§ WRITTEN INSTRUCTION: Give only the count of lines containing "their".

====== SUPPLIED RECORDS ======

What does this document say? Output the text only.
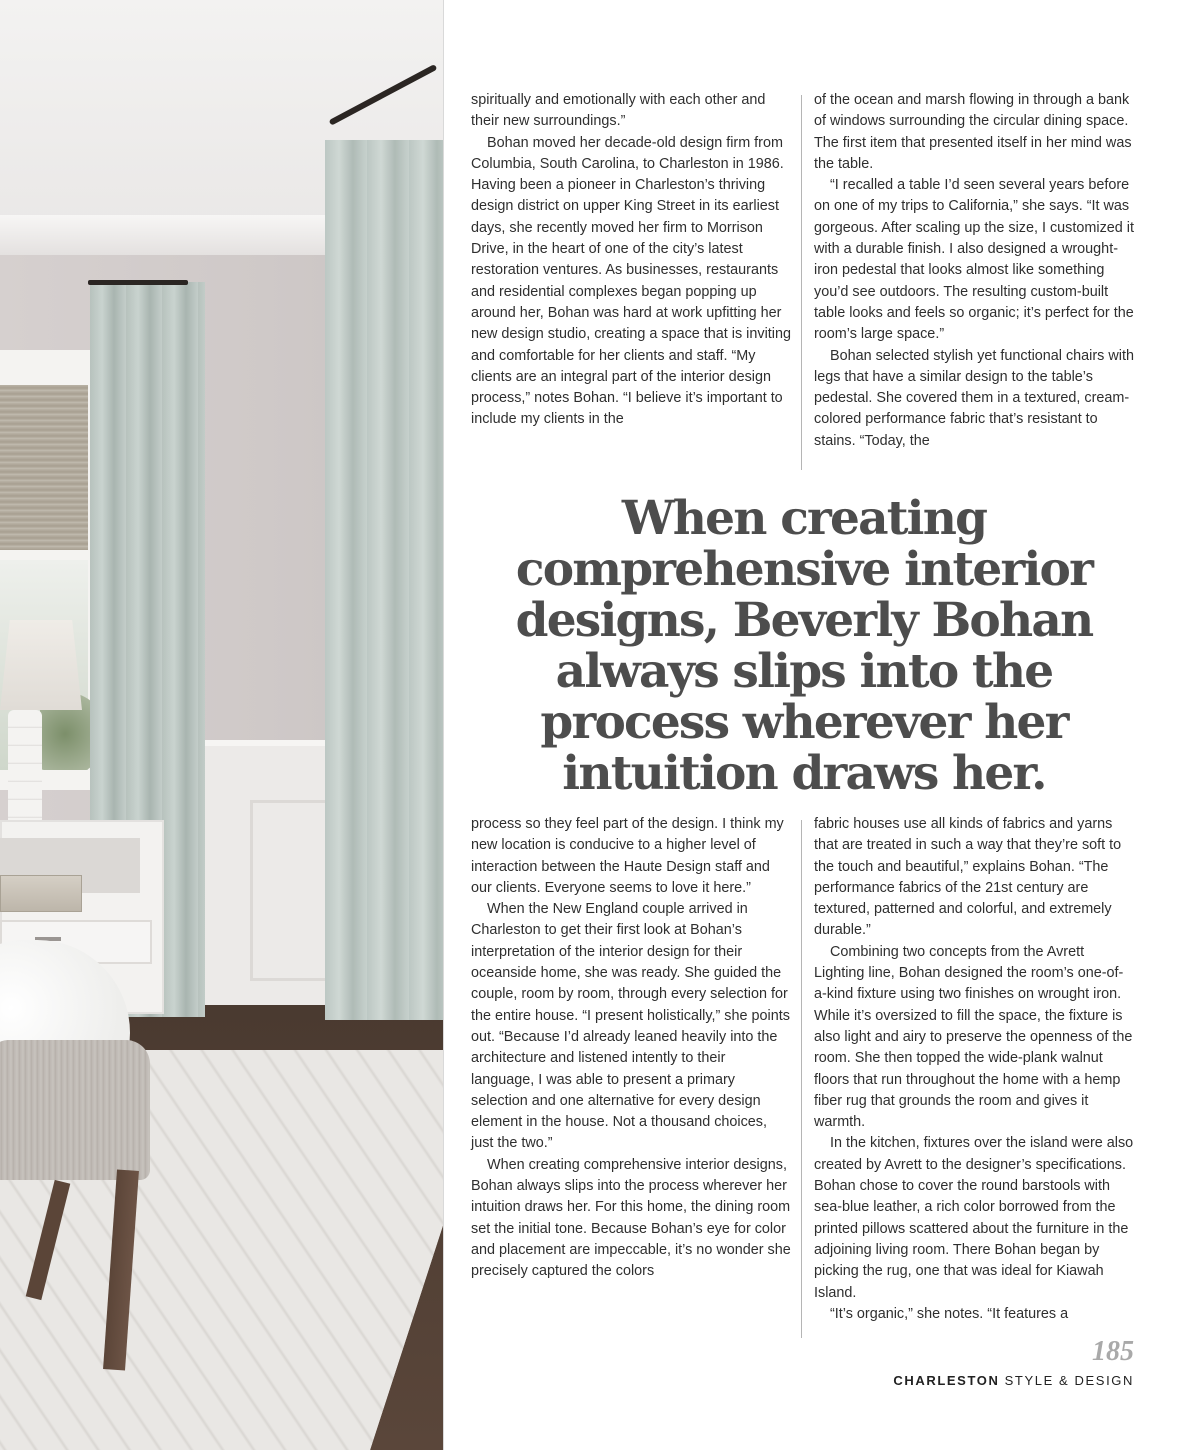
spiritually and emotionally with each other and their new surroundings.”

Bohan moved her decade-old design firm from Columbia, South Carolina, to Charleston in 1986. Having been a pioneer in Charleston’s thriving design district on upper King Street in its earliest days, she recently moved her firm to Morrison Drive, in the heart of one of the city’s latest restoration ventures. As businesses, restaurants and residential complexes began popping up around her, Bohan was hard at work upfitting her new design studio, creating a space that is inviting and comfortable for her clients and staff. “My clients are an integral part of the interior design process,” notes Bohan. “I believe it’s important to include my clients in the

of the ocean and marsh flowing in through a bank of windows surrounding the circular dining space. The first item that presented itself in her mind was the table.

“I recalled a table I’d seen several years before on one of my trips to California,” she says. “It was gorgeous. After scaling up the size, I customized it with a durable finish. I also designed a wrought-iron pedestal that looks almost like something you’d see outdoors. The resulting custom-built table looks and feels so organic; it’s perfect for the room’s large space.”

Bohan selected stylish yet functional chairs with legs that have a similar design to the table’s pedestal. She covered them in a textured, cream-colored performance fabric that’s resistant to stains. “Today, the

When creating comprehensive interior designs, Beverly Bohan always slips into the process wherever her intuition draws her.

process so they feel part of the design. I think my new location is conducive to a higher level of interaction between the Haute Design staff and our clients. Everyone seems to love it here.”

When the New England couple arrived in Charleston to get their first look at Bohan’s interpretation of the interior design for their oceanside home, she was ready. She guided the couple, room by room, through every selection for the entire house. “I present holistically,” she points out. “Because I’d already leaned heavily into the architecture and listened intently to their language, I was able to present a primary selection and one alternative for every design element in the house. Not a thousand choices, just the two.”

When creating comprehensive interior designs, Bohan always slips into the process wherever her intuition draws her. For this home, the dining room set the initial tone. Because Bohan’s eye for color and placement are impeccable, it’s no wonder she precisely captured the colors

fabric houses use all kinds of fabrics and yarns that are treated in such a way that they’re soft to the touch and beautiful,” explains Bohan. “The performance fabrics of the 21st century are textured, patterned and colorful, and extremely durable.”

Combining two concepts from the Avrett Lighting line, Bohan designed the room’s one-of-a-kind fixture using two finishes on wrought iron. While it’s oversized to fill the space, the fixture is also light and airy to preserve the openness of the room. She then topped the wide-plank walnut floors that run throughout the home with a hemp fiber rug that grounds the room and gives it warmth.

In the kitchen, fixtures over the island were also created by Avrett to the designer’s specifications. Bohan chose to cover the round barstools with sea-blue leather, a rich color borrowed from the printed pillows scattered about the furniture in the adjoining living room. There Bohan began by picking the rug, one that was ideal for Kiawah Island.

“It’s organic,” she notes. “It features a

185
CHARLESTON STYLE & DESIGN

======
====== SUPPLIED RECORDS ======

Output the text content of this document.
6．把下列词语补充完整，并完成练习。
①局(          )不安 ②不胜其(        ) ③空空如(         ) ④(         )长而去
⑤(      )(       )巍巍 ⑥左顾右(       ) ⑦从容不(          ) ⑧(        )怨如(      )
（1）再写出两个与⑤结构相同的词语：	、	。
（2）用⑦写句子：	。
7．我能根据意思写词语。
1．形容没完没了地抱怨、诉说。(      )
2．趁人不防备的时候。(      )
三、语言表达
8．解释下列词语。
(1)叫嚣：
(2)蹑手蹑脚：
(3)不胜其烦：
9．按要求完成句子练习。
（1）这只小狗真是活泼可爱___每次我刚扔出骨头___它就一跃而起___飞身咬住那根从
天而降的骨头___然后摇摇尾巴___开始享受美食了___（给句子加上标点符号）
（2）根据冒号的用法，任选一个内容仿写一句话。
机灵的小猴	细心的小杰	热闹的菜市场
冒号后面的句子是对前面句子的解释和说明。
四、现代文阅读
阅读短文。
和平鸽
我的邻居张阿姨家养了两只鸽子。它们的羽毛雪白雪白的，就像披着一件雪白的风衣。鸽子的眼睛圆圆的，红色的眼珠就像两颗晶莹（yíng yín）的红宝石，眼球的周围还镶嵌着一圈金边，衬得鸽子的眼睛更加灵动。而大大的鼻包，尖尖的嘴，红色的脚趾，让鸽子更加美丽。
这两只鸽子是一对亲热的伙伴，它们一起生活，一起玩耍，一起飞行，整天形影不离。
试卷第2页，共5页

======
====== SUPPLIED RECORDS ======

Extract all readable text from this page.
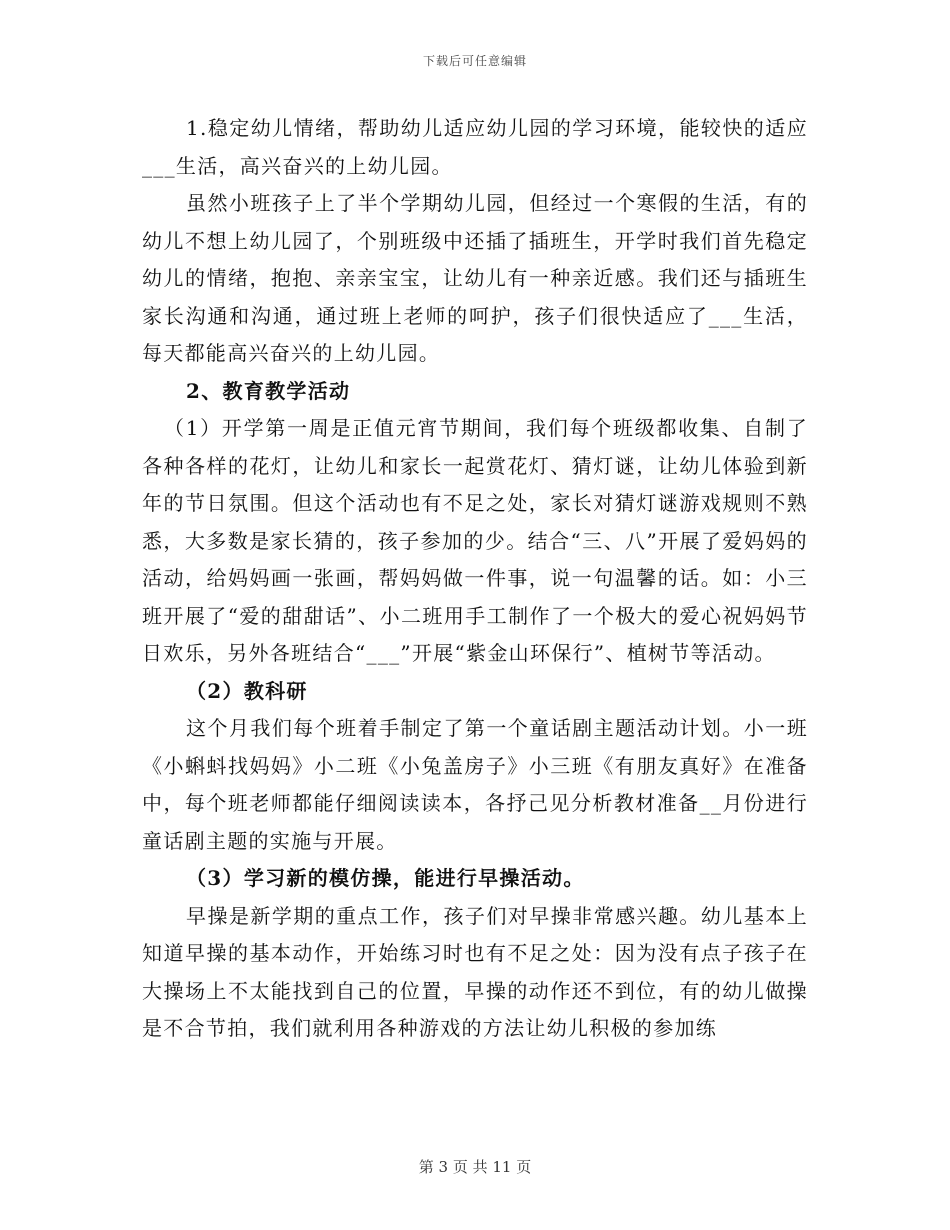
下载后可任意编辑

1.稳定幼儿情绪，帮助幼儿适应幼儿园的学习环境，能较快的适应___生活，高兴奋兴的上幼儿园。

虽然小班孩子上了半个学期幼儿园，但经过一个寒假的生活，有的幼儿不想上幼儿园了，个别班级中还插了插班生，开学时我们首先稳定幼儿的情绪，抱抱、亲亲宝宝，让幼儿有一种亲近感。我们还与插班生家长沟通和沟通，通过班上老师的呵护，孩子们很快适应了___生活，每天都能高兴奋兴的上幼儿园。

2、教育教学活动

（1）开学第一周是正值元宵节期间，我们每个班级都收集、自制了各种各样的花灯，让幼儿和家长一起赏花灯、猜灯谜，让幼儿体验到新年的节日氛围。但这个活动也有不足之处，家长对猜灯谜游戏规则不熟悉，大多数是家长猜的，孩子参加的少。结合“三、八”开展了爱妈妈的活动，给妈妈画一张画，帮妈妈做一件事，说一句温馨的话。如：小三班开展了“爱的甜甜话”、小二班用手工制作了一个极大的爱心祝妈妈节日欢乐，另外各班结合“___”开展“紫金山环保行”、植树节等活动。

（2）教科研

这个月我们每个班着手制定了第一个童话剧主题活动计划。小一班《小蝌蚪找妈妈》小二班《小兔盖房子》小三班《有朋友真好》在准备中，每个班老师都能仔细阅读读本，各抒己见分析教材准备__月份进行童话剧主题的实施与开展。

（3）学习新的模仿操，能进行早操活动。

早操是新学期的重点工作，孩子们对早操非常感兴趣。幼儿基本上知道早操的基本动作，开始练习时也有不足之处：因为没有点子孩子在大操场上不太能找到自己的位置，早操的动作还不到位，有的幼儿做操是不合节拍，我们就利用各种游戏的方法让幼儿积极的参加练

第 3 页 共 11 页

======

§ RESULT OF THIS EXERCISE: 2